What this task involves: Look through the records that follow. Copy every line containing the word "percent".

Supplied entries:
——

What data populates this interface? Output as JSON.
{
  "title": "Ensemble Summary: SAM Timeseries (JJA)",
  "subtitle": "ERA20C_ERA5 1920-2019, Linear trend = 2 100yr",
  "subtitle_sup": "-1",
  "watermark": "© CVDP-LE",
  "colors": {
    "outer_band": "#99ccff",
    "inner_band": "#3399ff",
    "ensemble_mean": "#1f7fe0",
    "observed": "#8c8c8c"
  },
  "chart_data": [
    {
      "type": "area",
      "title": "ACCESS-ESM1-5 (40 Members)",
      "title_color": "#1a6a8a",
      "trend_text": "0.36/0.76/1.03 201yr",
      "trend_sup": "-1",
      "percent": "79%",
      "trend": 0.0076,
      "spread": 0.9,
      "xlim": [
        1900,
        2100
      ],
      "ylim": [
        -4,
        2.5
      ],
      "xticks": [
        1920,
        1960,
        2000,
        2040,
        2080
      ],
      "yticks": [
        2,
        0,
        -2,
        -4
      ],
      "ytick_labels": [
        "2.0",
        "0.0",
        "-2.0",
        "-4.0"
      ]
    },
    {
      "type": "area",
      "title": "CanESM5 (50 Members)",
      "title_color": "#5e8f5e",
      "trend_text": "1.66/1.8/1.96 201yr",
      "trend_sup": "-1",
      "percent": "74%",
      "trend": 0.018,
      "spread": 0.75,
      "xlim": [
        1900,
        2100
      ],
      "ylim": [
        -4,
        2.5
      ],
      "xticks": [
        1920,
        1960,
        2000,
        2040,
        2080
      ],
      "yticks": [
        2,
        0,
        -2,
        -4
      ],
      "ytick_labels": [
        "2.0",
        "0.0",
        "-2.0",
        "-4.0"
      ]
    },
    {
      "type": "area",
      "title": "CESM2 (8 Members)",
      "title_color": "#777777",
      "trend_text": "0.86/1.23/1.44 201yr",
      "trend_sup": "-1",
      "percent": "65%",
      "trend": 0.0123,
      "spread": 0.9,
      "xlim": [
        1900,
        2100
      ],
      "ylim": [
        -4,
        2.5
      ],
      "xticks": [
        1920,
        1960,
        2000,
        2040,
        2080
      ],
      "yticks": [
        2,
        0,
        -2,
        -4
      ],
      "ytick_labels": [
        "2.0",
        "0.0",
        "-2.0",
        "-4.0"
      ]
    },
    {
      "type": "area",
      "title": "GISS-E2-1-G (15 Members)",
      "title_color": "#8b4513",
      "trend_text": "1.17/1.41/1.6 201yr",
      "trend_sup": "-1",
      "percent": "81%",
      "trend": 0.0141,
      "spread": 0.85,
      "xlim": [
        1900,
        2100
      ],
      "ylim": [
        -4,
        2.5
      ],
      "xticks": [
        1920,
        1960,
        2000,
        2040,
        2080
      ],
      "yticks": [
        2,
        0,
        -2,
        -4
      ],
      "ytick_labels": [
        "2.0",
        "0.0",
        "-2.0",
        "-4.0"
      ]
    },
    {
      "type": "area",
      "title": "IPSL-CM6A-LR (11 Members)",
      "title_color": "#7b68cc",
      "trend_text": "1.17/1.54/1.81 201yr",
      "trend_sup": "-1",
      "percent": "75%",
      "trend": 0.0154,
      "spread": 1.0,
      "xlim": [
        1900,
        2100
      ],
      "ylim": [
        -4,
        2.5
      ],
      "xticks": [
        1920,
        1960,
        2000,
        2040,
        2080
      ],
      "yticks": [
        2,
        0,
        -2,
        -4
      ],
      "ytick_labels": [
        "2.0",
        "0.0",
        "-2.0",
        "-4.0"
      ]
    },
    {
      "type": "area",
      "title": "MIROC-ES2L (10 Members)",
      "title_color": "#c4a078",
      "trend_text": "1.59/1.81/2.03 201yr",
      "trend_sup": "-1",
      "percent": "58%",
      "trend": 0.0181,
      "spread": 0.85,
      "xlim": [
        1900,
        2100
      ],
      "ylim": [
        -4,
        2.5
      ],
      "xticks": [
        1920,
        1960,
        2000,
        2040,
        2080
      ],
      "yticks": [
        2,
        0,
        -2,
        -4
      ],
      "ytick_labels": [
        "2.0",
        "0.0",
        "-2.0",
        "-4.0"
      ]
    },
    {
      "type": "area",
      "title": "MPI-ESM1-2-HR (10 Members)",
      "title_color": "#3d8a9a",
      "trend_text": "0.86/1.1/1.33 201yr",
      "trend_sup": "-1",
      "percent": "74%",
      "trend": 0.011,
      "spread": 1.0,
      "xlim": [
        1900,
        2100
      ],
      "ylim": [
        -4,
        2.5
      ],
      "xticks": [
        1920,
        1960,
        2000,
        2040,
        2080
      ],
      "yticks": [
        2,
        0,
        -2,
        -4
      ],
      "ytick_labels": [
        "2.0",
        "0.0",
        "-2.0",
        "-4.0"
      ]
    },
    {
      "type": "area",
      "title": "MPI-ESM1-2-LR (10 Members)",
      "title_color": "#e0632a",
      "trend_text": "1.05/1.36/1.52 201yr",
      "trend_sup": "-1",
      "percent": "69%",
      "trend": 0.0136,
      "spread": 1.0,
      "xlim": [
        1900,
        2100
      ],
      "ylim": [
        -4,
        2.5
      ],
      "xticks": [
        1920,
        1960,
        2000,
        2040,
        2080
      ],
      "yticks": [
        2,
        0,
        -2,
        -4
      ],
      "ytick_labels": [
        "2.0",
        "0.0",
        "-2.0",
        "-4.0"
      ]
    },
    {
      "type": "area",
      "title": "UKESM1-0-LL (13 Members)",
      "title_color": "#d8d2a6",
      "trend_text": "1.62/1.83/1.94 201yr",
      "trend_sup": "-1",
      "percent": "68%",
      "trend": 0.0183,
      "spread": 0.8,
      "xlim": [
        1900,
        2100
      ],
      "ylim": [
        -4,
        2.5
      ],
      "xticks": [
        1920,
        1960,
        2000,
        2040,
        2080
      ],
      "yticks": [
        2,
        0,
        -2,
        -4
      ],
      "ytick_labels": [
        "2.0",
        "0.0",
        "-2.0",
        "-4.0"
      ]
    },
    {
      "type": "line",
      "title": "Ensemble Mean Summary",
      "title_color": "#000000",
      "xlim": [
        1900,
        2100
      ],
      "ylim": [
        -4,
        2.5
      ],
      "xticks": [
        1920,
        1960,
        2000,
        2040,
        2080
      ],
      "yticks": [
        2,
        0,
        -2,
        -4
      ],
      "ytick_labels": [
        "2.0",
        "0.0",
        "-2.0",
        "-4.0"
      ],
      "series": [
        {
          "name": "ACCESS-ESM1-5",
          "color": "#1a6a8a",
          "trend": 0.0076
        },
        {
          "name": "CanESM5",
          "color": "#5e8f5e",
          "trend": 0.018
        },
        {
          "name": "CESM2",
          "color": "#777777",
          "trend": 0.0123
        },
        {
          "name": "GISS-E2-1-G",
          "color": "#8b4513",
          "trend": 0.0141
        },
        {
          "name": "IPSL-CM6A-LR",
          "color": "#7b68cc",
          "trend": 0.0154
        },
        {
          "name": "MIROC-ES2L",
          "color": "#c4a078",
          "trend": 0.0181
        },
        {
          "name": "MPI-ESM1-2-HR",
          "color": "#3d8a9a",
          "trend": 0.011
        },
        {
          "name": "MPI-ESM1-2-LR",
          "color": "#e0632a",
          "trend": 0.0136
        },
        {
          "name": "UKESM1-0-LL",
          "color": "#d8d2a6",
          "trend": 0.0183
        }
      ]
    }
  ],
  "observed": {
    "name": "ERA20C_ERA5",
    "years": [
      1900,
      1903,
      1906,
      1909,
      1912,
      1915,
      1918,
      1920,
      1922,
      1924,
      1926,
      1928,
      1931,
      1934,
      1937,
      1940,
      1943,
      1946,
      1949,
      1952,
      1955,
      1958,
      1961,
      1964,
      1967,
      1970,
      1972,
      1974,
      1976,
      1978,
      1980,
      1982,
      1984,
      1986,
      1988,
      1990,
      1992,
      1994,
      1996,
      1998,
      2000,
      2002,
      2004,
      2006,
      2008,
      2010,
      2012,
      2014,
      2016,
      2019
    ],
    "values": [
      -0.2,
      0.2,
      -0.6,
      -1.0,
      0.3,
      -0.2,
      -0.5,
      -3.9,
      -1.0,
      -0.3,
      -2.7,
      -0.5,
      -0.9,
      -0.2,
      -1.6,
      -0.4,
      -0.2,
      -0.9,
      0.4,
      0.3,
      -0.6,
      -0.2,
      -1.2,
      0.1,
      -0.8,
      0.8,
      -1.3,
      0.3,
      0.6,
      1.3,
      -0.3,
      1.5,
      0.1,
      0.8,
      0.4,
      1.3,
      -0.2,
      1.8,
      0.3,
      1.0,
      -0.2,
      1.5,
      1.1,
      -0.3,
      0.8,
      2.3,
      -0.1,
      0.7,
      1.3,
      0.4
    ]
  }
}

——

Task solution:
      "percent": "79%",
      "percent": "74%",
      "percent": "65%",
      "percent": "81%",
      "percent": "75%",
      "percent": "58%",
      "percent": "74%",
      "percent": "69%",
      "percent": "68%",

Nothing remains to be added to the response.